● **RECORDS FOR THE EXERCISE**:
— Start —

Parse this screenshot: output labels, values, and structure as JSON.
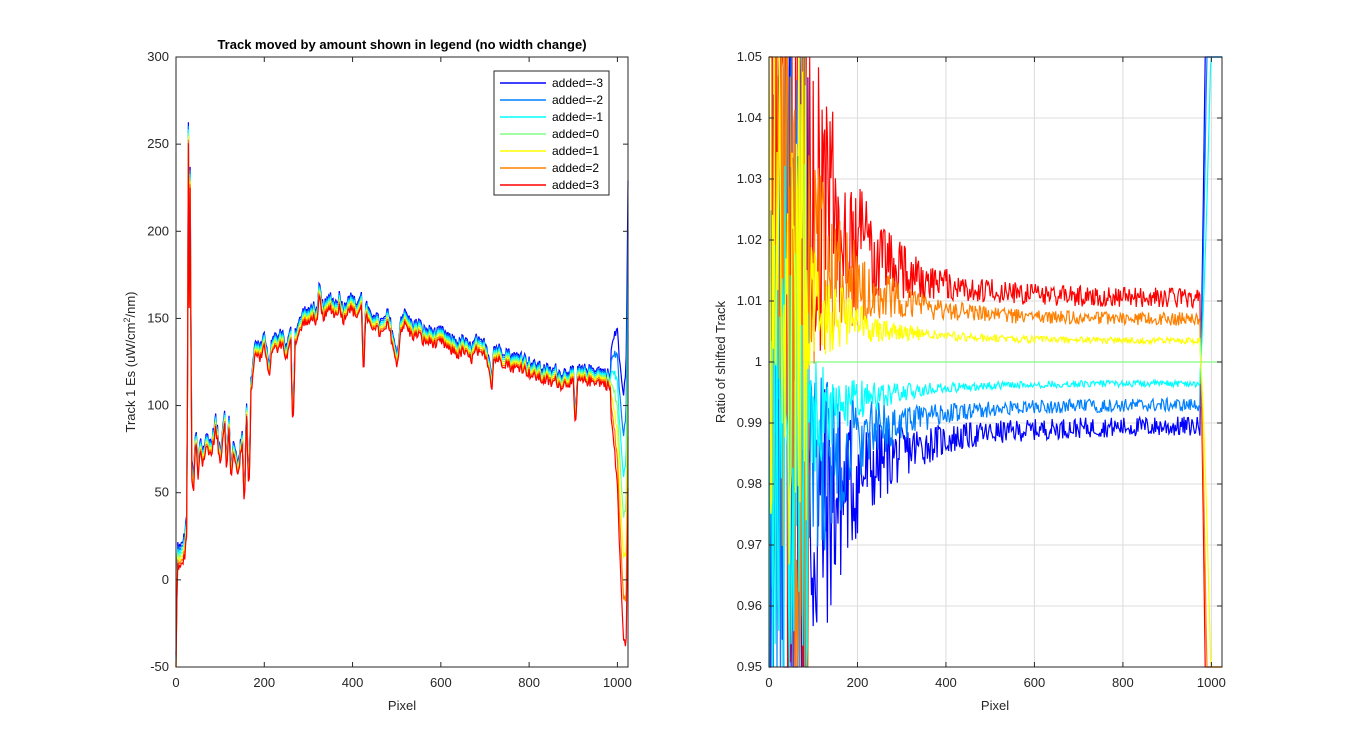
{
  "figure": {
    "background": "#ffffff"
  },
  "chart_data": [
    {
      "type": "line",
      "title": "Track moved by amount shown in legend (no width change)",
      "xlabel": "Pixel",
      "ylabel_main": "Track 1 Es (uW/cm",
      "ylabel_sup": "2",
      "ylabel_tail": "/nm)",
      "xlim": [
        0,
        1024
      ],
      "ylim": [
        -50,
        300
      ],
      "xticks": [
        0,
        200,
        400,
        600,
        800,
        1000
      ],
      "yticks": [
        -50,
        0,
        50,
        100,
        150,
        200,
        250,
        300
      ],
      "grid": false,
      "legend": "top-right",
      "series": [
        {
          "name": "added=-3",
          "color": "#0000ff",
          "offset": 3
        },
        {
          "name": "added=-2",
          "color": "#0080ff",
          "offset": 2
        },
        {
          "name": "added=-1",
          "color": "#00ffff",
          "offset": 1
        },
        {
          "name": "added=0",
          "color": "#80ff80",
          "offset": 0
        },
        {
          "name": "added=1",
          "color": "#ffff00",
          "offset": -1
        },
        {
          "name": "added=2",
          "color": "#ff8000",
          "offset": -2
        },
        {
          "name": "added=3",
          "color": "#ff0000",
          "offset": -3
        }
      ],
      "base_curve": [
        [
          0,
          -50
        ],
        [
          3,
          15
        ],
        [
          10,
          12
        ],
        [
          20,
          20
        ],
        [
          25,
          35
        ],
        [
          28,
          257
        ],
        [
          30,
          160
        ],
        [
          32,
          233
        ],
        [
          34,
          140
        ],
        [
          36,
          60
        ],
        [
          40,
          55
        ],
        [
          45,
          85
        ],
        [
          50,
          60
        ],
        [
          55,
          80
        ],
        [
          60,
          70
        ],
        [
          70,
          80
        ],
        [
          80,
          75
        ],
        [
          90,
          90
        ],
        [
          100,
          70
        ],
        [
          110,
          95
        ],
        [
          115,
          65
        ],
        [
          120,
          90
        ],
        [
          125,
          60
        ],
        [
          130,
          75
        ],
        [
          140,
          65
        ],
        [
          150,
          80
        ],
        [
          155,
          45
        ],
        [
          160,
          100
        ],
        [
          165,
          48
        ],
        [
          170,
          110
        ],
        [
          175,
          125
        ],
        [
          180,
          135
        ],
        [
          190,
          130
        ],
        [
          200,
          138
        ],
        [
          210,
          120
        ],
        [
          220,
          138
        ],
        [
          230,
          135
        ],
        [
          240,
          140
        ],
        [
          250,
          130
        ],
        [
          260,
          140
        ],
        [
          265,
          88
        ],
        [
          270,
          140
        ],
        [
          280,
          145
        ],
        [
          290,
          152
        ],
        [
          300,
          150
        ],
        [
          310,
          155
        ],
        [
          320,
          150
        ],
        [
          325,
          167
        ],
        [
          330,
          155
        ],
        [
          340,
          155
        ],
        [
          350,
          160
        ],
        [
          360,
          155
        ],
        [
          370,
          160
        ],
        [
          380,
          152
        ],
        [
          390,
          160
        ],
        [
          400,
          158
        ],
        [
          410,
          155
        ],
        [
          420,
          160
        ],
        [
          425,
          120
        ],
        [
          430,
          155
        ],
        [
          440,
          148
        ],
        [
          450,
          150
        ],
        [
          460,
          145
        ],
        [
          470,
          145
        ],
        [
          480,
          150
        ],
        [
          490,
          140
        ],
        [
          500,
          125
        ],
        [
          510,
          148
        ],
        [
          520,
          150
        ],
        [
          530,
          145
        ],
        [
          540,
          143
        ],
        [
          550,
          145
        ],
        [
          560,
          140
        ],
        [
          570,
          140
        ],
        [
          580,
          140
        ],
        [
          590,
          138
        ],
        [
          600,
          140
        ],
        [
          610,
          138
        ],
        [
          620,
          135
        ],
        [
          630,
          135
        ],
        [
          640,
          132
        ],
        [
          650,
          135
        ],
        [
          660,
          132
        ],
        [
          670,
          130
        ],
        [
          680,
          135
        ],
        [
          690,
          132
        ],
        [
          700,
          133
        ],
        [
          710,
          125
        ],
        [
          715,
          112
        ],
        [
          720,
          130
        ],
        [
          730,
          130
        ],
        [
          740,
          128
        ],
        [
          750,
          128
        ],
        [
          760,
          125
        ],
        [
          770,
          125
        ],
        [
          780,
          126
        ],
        [
          790,
          124
        ],
        [
          800,
          122
        ],
        [
          810,
          120
        ],
        [
          820,
          120
        ],
        [
          830,
          118
        ],
        [
          840,
          118
        ],
        [
          850,
          116
        ],
        [
          860,
          118
        ],
        [
          870,
          115
        ],
        [
          880,
          116
        ],
        [
          890,
          117
        ],
        [
          900,
          116
        ],
        [
          905,
          88
        ],
        [
          910,
          118
        ],
        [
          920,
          117
        ],
        [
          930,
          118
        ],
        [
          940,
          117
        ],
        [
          950,
          118
        ],
        [
          960,
          117
        ],
        [
          970,
          116
        ],
        [
          980,
          115
        ],
        [
          990,
          110
        ],
        [
          1000,
          100
        ],
        [
          1005,
          70
        ],
        [
          1010,
          50
        ],
        [
          1015,
          35
        ],
        [
          1020,
          45
        ],
        [
          1024,
          140
        ]
      ]
    },
    {
      "type": "line",
      "title": "",
      "xlabel": "Pixel",
      "ylabel": "Ratio of shifted Track",
      "xlim": [
        0,
        1024
      ],
      "ylim": [
        0.95,
        1.05
      ],
      "xticks": [
        0,
        200,
        400,
        600,
        800,
        1000
      ],
      "yticks": [
        0.95,
        0.96,
        0.97,
        0.98,
        0.99,
        1,
        1.01,
        1.02,
        1.03,
        1.04,
        1.05
      ],
      "ytick_labels": [
        "0.95",
        "0.96",
        "0.97",
        "0.98",
        "0.99",
        "1",
        "1.01",
        "1.02",
        "1.03",
        "1.04",
        "1.05"
      ],
      "grid": true,
      "legend": "none",
      "series": [
        {
          "color": "#0000ff",
          "offset": -3
        },
        {
          "color": "#0080ff",
          "offset": -2
        },
        {
          "color": "#00ffff",
          "offset": -1
        },
        {
          "color": "#80ff80",
          "offset": 0
        },
        {
          "color": "#ffff00",
          "offset": 1
        },
        {
          "color": "#ff8000",
          "offset": 2
        },
        {
          "color": "#ff0000",
          "offset": 3
        }
      ]
    }
  ]
}
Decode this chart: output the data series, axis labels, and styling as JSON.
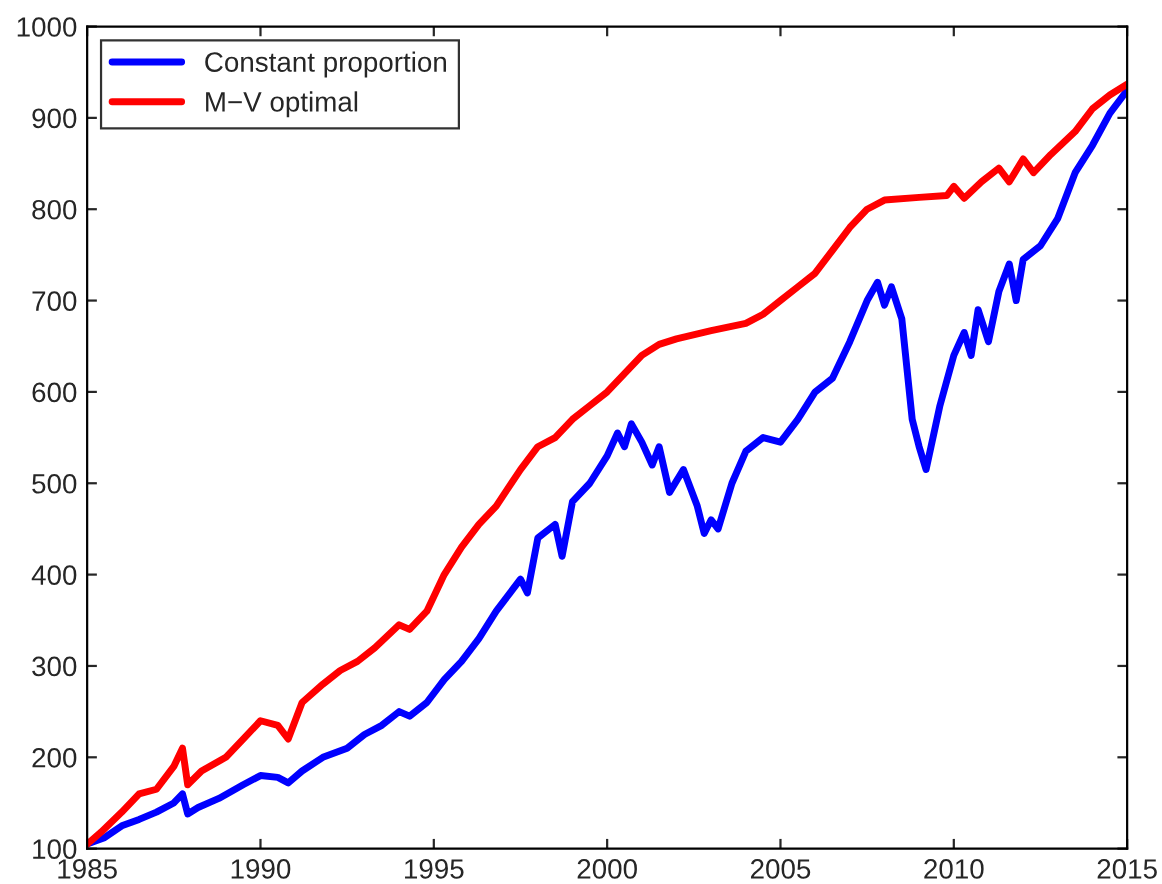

— End —

● **REQUIRED TASK**: Every record must be copied exactly, with images dropped from the result.

● **IN RESPONSE**:
Parse this screenshot: output labels, values, and structure as JSON.
{
  "figure": {
    "background": "#ffffff"
  },
  "chart_data": [
    {
      "type": "line",
      "title": "Track moved by amount shown in legend (no width change)",
      "xlabel": "Pixel",
      "ylabel_main": "Track 1 Es (uW/cm",
      "ylabel_sup": "2",
      "ylabel_tail": "/nm)",
      "xlim": [
        0,
        1024
      ],
      "ylim": [
        -50,
        300
      ],
      "xticks": [
        0,
        200,
        400,
        600,
        800,
        1000
      ],
      "yticks": [
        -50,
        0,
        50,
        100,
        150,
        200,
        250,
        300
      ],
      "grid": false,
      "legend": "top-right",
      "series": [
        {
          "name": "added=-3",
          "color": "#0000ff",
          "offset": 3
        },
        {
          "name": "added=-2",
          "color": "#0080ff",
          "offset": 2
        },
        {
          "name": "added=-1",
          "color": "#00ffff",
          "offset": 1
        },
        {
          "name": "added=0",
          "color": "#80ff80",
          "offset": 0
        },
        {
          "name": "added=1",
          "color": "#ffff00",
          "offset": -1
        },
        {
          "name": "added=2",
          "color": "#ff8000",
          "offset": -2
        },
        {
          "name": "added=3",
          "color": "#ff0000",
          "offset": -3
        }
      ],
      "base_curve": [
        [
          0,
          -50
        ],
        [
          3,
          15
        ],
        [
          10,
          12
        ],
        [
          20,
          20
        ],
        [
          25,
          35
        ],
        [
          28,
          257
        ],
        [
          30,
          160
        ],
        [
          32,
          233
        ],
        [
          34,
          140
        ],
        [
          36,
          60
        ],
        [
          40,
          55
        ],
        [
          45,
          85
        ],
        [
          50,
          60
        ],
        [
          55,
          80
        ],
        [
          60,
          70
        ],
        [
          70,
          80
        ],
        [
          80,
          75
        ],
        [
          90,
          90
        ],
        [
          100,
          70
        ],
        [
          110,
          95
        ],
        [
          115,
          65
        ],
        [
          120,
          90
        ],
        [
          125,
          60
        ],
        [
          130,
          75
        ],
        [
          140,
          65
        ],
        [
          150,
          80
        ],
        [
          155,
          45
        ],
        [
          160,
          100
        ],
        [
          165,
          48
        ],
        [
          170,
          110
        ],
        [
          175,
          125
        ],
        [
          180,
          135
        ],
        [
          190,
          130
        ],
        [
          200,
          138
        ],
        [
          210,
          120
        ],
        [
          220,
          138
        ],
        [
          230,
          135
        ],
        [
          240,
          140
        ],
        [
          250,
          130
        ],
        [
          260,
          140
        ],
        [
          265,
          88
        ],
        [
          270,
          140
        ],
        [
          280,
          145
        ],
        [
          290,
          152
        ],
        [
          300,
          150
        ],
        [
          310,
          155
        ],
        [
          320,
          150
        ],
        [
          325,
          167
        ],
        [
          330,
          155
        ],
        [
          340,
          155
        ],
        [
          350,
          160
        ],
        [
          360,
          155
        ],
        [
          370,
          160
        ],
        [
          380,
          152
        ],
        [
          390,
          160
        ],
        [
          400,
          158
        ],
        [
          410,
          155
        ],
        [
          420,
          160
        ],
        [
          425,
          120
        ],
        [
          430,
          155
        ],
        [
          440,
          148
        ],
        [
          450,
          150
        ],
        [
          460,
          145
        ],
        [
          470,
          145
        ],
        [
          480,
          150
        ],
        [
          490,
          140
        ],
        [
          500,
          125
        ],
        [
          510,
          148
        ],
        [
          520,
          150
        ],
        [
          530,
          145
        ],
        [
          540,
          143
        ],
        [
          550,
          145
        ],
        [
          560,
          140
        ],
        [
          570,
          140
        ],
        [
          580,
          140
        ],
        [
          590,
          138
        ],
        [
          600,
          140
        ],
        [
          610,
          138
        ],
        [
          620,
          135
        ],
        [
          630,
          135
        ],
        [
          640,
          132
        ],
        [
          650,
          135
        ],
        [
          660,
          132
        ],
        [
          670,
          130
        ],
        [
          680,
          135
        ],
        [
          690,
          132
        ],
        [
          700,
          133
        ],
        [
          710,
          125
        ],
        [
          715,
          112
        ],
        [
          720,
          130
        ],
        [
          730,
          130
        ],
        [
          740,
          128
        ],
        [
          750,
          128
        ],
        [
          760,
          125
        ],
        [
          770,
          125
        ],
        [
          780,
          126
        ],
        [
          790,
          124
        ],
        [
          800,
          122
        ],
        [
          810,
          120
        ],
        [
          820,
          120
        ],
        [
          830,
          118
        ],
        [
          840,
          118
        ],
        [
          850,
          116
        ],
        [
          860,
          118
        ],
        [
          870,
          115
        ],
        [
          880,
          116
        ],
        [
          890,
          117
        ],
        [
          900,
          116
        ],
        [
          905,
          88
        ],
        [
          910,
          118
        ],
        [
          920,
          117
        ],
        [
          930,
          118
        ],
        [
          940,
          117
        ],
        [
          950,
          118
        ],
        [
          960,
          117
        ],
        [
          970,
          116
        ],
        [
          980,
          115
        ],
        [
          990,
          110
        ],
        [
          1000,
          100
        ],
        [
          1005,
          70
        ],
        [
          1010,
          50
        ],
        [
          1015,
          35
        ],
        [
          1020,
          45
        ],
        [
          1024,
          140
        ]
      ]
    },
    {
      "type": "line",
      "title": "",
      "xlabel": "Pixel",
      "ylabel": "Ratio of shifted Track",
      "xlim": [
        0,
        1024
      ],
      "ylim": [
        0.95,
        1.05
      ],
      "xticks": [
        0,
        200,
        400,
        600,
        800,
        1000
      ],
      "yticks": [
        0.95,
        0.96,
        0.97,
        0.98,
        0.99,
        1,
        1.01,
        1.02,
        1.03,
        1.04,
        1.05
      ],
      "ytick_labels": [
        "0.95",
        "0.96",
        "0.97",
        "0.98",
        "0.99",
        "1",
        "1.01",
        "1.02",
        "1.03",
        "1.04",
        "1.05"
      ],
      "grid": true,
      "legend": "none",
      "series": [
        {
          "color": "#0000ff",
          "offset": -3
        },
        {
          "color": "#0080ff",
          "offset": -2
        },
        {
          "color": "#00ffff",
          "offset": -1
        },
        {
          "color": "#80ff80",
          "offset": 0
        },
        {
          "color": "#ffff00",
          "offset": 1
        },
        {
          "color": "#ff8000",
          "offset": 2
        },
        {
          "color": "#ff0000",
          "offset": 3
        }
      ]
    }
  ]
}
Decode this chart: output the data series, axis labels, and styling as JSON.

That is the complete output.